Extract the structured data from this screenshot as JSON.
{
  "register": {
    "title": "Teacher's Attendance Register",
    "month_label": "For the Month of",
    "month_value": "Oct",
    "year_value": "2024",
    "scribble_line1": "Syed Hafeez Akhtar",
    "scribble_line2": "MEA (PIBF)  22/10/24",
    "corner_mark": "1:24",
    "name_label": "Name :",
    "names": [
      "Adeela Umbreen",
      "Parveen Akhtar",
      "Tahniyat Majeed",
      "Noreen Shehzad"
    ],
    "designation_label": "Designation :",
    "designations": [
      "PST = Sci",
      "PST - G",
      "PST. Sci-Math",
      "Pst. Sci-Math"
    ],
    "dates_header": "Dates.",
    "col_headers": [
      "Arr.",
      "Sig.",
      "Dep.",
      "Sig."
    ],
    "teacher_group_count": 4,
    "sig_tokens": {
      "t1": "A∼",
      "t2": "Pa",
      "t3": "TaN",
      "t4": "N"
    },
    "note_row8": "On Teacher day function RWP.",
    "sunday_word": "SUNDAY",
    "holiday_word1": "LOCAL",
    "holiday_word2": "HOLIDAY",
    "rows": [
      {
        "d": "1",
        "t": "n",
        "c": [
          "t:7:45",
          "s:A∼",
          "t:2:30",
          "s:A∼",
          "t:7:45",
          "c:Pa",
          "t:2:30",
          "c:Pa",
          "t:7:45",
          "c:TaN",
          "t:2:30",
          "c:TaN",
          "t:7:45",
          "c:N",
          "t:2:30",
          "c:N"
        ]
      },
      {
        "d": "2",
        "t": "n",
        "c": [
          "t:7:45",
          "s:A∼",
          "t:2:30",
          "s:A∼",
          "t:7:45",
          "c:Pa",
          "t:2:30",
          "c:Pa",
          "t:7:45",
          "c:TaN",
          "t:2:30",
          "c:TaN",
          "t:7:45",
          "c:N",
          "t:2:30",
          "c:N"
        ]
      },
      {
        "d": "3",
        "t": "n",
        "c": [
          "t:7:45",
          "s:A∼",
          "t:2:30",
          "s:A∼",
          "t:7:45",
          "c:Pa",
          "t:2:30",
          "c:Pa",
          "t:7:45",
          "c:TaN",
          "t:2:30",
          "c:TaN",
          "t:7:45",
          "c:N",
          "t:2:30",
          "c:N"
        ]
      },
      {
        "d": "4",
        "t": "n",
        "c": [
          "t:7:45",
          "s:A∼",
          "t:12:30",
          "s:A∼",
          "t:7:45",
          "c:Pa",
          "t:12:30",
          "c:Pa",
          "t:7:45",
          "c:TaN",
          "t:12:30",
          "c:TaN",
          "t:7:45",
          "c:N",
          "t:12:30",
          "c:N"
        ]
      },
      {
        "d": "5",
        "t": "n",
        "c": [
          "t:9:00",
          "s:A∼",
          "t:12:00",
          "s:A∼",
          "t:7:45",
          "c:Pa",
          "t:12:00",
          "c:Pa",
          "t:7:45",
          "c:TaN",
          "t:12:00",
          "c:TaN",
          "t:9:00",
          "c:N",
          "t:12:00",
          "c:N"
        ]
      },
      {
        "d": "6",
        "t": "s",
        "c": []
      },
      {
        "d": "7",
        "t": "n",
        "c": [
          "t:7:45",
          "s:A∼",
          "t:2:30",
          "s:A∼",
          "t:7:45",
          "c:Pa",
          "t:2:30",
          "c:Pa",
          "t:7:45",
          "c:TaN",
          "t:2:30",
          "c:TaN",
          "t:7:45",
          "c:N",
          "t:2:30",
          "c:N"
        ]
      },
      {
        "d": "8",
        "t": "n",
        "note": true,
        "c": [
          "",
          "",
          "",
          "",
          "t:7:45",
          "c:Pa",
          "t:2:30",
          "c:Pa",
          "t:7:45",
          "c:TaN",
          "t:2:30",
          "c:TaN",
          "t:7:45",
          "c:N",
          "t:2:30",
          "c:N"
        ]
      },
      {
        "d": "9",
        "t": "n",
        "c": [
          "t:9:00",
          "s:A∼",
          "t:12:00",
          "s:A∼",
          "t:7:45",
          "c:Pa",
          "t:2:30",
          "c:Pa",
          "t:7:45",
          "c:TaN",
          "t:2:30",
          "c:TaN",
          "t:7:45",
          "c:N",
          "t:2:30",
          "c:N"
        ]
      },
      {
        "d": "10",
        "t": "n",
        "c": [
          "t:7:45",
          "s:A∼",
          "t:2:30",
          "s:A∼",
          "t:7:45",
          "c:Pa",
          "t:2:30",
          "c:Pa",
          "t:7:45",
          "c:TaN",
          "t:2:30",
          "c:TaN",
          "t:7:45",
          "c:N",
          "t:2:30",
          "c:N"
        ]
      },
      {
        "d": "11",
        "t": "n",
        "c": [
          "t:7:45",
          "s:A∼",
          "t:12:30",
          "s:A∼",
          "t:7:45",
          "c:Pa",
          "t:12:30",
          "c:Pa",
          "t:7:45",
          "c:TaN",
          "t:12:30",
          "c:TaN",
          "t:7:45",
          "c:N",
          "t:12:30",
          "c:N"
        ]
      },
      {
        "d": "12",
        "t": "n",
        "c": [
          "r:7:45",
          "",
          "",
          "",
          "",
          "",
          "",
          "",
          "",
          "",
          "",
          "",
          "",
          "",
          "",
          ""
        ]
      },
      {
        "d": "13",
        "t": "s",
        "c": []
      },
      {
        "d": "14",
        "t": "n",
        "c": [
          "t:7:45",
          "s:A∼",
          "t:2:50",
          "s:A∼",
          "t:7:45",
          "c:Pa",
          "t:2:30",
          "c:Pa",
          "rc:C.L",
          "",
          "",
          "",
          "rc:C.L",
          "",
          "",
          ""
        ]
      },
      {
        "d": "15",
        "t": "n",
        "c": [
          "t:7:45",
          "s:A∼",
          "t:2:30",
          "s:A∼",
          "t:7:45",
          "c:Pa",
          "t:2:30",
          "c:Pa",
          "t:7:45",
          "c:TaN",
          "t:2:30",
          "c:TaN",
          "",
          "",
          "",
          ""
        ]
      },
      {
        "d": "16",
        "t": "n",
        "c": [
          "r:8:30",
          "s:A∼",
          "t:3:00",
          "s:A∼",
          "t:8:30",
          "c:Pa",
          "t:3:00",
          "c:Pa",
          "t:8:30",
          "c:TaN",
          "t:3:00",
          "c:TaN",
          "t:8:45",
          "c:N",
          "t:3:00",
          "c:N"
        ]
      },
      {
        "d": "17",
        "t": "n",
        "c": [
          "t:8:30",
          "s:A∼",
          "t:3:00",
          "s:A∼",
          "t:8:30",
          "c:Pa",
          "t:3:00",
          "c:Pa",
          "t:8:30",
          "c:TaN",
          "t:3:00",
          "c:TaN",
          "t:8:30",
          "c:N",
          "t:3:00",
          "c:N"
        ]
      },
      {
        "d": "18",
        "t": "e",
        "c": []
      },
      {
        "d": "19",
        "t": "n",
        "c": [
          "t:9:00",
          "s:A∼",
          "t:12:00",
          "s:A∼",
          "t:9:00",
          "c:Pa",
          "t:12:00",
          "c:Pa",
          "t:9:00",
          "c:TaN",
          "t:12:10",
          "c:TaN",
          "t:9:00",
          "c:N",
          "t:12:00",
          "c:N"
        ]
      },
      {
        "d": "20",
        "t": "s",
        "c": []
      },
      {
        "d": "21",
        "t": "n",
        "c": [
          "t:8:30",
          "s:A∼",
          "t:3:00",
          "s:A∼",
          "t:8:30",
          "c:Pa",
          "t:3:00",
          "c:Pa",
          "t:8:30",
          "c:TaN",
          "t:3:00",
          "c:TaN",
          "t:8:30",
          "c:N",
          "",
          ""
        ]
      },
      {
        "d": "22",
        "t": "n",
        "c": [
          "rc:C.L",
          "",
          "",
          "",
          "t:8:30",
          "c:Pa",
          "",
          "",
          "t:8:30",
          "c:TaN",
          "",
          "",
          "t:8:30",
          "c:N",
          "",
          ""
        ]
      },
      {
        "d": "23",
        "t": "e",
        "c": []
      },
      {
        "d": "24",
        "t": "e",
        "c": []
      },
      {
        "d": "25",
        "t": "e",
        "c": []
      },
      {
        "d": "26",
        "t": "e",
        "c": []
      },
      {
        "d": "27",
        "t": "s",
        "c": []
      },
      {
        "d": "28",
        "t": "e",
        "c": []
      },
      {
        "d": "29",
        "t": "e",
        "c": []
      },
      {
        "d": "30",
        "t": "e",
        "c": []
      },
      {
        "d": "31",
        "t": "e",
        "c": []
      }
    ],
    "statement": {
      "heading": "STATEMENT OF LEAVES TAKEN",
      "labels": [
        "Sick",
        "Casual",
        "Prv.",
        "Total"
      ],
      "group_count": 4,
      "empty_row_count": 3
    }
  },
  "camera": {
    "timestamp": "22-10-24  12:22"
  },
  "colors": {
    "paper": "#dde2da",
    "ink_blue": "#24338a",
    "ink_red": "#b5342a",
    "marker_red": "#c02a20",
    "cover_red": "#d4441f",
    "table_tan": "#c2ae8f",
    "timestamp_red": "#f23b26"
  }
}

### Task statement
Using the records above, list each line that includes "Akhtar".

### Response below
    "scribble_line1": "Syed Hafeez Akhtar",
      "Parveen Akhtar",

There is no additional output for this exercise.